• Rows from a dataset:

◇ ◇ ◇ ◇ ◇ ◇ ◇

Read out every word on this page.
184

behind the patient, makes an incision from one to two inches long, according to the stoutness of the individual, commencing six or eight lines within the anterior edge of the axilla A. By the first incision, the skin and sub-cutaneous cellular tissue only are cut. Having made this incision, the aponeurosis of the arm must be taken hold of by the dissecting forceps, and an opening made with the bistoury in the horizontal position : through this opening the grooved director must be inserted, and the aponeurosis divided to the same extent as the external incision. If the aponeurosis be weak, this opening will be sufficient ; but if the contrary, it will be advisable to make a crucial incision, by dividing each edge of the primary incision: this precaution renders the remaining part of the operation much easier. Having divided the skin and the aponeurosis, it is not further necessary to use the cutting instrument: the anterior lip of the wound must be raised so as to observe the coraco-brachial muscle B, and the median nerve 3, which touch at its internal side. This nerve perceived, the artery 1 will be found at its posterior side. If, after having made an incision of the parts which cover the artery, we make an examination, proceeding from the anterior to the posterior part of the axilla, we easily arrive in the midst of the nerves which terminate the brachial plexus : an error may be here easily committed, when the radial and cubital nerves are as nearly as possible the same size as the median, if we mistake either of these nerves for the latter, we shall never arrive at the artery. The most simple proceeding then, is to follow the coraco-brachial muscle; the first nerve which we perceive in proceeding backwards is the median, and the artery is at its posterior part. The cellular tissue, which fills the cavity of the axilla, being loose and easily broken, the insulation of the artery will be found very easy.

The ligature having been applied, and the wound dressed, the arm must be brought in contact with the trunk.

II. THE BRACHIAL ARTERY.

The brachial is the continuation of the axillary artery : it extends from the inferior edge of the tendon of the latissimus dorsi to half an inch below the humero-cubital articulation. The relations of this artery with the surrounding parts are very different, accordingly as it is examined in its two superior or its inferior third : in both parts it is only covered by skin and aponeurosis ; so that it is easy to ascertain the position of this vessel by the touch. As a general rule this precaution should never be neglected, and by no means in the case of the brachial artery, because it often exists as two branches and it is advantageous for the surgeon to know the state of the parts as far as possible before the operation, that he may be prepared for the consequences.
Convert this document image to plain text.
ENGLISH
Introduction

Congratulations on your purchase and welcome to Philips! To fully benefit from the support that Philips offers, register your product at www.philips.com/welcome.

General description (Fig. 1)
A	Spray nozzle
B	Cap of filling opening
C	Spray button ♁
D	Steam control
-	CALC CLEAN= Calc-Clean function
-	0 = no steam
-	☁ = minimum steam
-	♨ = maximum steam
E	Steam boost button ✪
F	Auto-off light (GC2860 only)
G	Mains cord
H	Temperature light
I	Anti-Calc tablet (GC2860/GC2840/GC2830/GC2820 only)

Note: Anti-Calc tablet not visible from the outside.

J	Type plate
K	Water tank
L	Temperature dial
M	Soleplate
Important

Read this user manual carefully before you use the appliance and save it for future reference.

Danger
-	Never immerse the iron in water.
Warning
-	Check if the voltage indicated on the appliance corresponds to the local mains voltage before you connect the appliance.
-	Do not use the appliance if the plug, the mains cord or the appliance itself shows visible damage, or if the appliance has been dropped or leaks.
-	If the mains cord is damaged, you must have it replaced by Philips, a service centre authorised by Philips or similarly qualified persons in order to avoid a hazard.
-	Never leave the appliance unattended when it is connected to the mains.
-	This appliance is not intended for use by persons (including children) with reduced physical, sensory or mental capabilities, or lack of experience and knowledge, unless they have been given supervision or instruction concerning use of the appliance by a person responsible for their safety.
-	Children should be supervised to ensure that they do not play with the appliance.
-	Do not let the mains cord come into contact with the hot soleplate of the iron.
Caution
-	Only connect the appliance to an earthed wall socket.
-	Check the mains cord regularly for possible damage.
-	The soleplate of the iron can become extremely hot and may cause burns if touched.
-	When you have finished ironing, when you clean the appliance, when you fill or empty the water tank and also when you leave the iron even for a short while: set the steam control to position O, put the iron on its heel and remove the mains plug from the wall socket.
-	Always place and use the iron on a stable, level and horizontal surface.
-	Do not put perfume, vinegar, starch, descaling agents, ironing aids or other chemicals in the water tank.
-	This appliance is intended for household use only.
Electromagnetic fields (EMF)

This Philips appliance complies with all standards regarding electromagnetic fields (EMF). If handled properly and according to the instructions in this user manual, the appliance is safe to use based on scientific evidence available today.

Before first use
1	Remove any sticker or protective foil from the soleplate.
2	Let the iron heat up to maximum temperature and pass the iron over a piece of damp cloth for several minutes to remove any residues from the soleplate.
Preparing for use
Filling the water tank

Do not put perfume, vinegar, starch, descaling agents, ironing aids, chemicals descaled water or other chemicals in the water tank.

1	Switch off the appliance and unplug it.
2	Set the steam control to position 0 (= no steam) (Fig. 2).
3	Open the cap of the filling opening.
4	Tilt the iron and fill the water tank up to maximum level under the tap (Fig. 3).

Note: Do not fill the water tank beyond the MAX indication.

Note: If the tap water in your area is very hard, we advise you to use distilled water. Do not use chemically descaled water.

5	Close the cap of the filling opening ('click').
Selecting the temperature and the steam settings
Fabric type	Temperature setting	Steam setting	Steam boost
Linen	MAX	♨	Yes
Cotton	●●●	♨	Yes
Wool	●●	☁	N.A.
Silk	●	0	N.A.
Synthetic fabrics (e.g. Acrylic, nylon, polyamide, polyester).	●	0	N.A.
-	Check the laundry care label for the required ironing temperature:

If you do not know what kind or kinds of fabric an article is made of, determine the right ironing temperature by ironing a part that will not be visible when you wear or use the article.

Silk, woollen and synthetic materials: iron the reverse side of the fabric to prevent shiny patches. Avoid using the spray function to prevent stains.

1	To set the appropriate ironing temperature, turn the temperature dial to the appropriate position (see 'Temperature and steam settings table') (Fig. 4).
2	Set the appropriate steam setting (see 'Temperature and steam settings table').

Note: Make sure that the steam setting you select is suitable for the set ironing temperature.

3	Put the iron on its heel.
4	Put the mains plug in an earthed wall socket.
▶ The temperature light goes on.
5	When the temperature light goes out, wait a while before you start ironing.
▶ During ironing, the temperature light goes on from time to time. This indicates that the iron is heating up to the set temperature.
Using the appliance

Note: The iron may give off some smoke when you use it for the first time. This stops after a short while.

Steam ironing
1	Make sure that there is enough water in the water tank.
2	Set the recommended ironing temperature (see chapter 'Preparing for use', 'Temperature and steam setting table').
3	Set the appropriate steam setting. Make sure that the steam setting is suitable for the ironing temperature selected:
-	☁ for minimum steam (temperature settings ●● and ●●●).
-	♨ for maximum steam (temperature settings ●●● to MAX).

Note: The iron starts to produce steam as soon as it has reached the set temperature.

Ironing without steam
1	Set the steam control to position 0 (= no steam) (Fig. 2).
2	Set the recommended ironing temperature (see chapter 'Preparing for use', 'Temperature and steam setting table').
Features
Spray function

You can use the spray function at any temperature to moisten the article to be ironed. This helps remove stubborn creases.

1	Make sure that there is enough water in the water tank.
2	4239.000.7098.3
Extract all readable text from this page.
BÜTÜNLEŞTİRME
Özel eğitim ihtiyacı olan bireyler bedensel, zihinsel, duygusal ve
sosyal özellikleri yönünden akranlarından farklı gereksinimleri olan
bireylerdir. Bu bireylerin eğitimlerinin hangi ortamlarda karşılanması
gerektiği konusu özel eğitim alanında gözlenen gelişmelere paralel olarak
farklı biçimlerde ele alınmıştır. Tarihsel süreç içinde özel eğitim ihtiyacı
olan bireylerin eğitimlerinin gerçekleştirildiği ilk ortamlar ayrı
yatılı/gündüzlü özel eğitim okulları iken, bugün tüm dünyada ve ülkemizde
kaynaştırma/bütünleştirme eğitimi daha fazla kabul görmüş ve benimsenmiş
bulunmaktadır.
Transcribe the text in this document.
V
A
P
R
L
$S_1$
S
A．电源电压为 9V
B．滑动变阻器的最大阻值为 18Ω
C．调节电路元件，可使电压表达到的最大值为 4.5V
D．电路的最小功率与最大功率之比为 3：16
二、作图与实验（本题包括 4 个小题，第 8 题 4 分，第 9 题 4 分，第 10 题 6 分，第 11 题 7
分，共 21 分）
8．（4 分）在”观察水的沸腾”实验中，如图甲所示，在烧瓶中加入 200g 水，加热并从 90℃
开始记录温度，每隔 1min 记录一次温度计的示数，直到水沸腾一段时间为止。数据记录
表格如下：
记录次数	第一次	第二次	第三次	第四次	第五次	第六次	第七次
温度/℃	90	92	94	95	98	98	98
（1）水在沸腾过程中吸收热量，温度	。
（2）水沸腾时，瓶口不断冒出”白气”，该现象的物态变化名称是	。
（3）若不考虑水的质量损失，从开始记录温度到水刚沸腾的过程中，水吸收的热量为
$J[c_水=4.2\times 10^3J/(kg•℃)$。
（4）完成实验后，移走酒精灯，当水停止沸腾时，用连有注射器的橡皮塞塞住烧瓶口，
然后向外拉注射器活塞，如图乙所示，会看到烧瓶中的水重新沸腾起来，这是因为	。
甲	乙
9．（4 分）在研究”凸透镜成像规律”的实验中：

◇ ◇ ◇ ◇ ◇ ◇ ◇

Output, unchanged, the lines from the line with "Transcribe the text in this document." through the final line of the material.

• COMPLETE RESPONSE:
Transcribe the text in this document.
V
A
P
R
L
$S_1$
S
A．电源电压为 9V
B．滑动变阻器的最大阻值为 18Ω
C．调节电路元件，可使电压表达到的最大值为 4.5V
D．电路的最小功率与最大功率之比为 3：16
二、作图与实验（本题包括 4 个小题，第 8 题 4 分，第 9 题 4 分，第 10 题 6 分，第 11 题 7
分，共 21 分）
8．（4 分）在”观察水的沸腾”实验中，如图甲所示，在烧瓶中加入 200g 水，加热并从 90℃
开始记录温度，每隔 1min 记录一次温度计的示数，直到水沸腾一段时间为止。数据记录
表格如下：
记录次数	第一次	第二次	第三次	第四次	第五次	第六次	第七次
温度/℃	90	92	94	95	98	98	98
（1）水在沸腾过程中吸收热量，温度	。
（2）水沸腾时，瓶口不断冒出”白气”，该现象的物态变化名称是	。
（3）若不考虑水的质量损失，从开始记录温度到水刚沸腾的过程中，水吸收的热量为
$J[c_水=4.2\times 10^3J/(kg•℃)$。
（4）完成实验后，移走酒精灯，当水停止沸腾时，用连有注射器的橡皮塞塞住烧瓶口，
然后向外拉注射器活塞，如图乙所示，会看到烧瓶中的水重新沸腾起来，这是因为	。
甲	乙
9．（4 分）在研究”凸透镜成像规律”的实验中：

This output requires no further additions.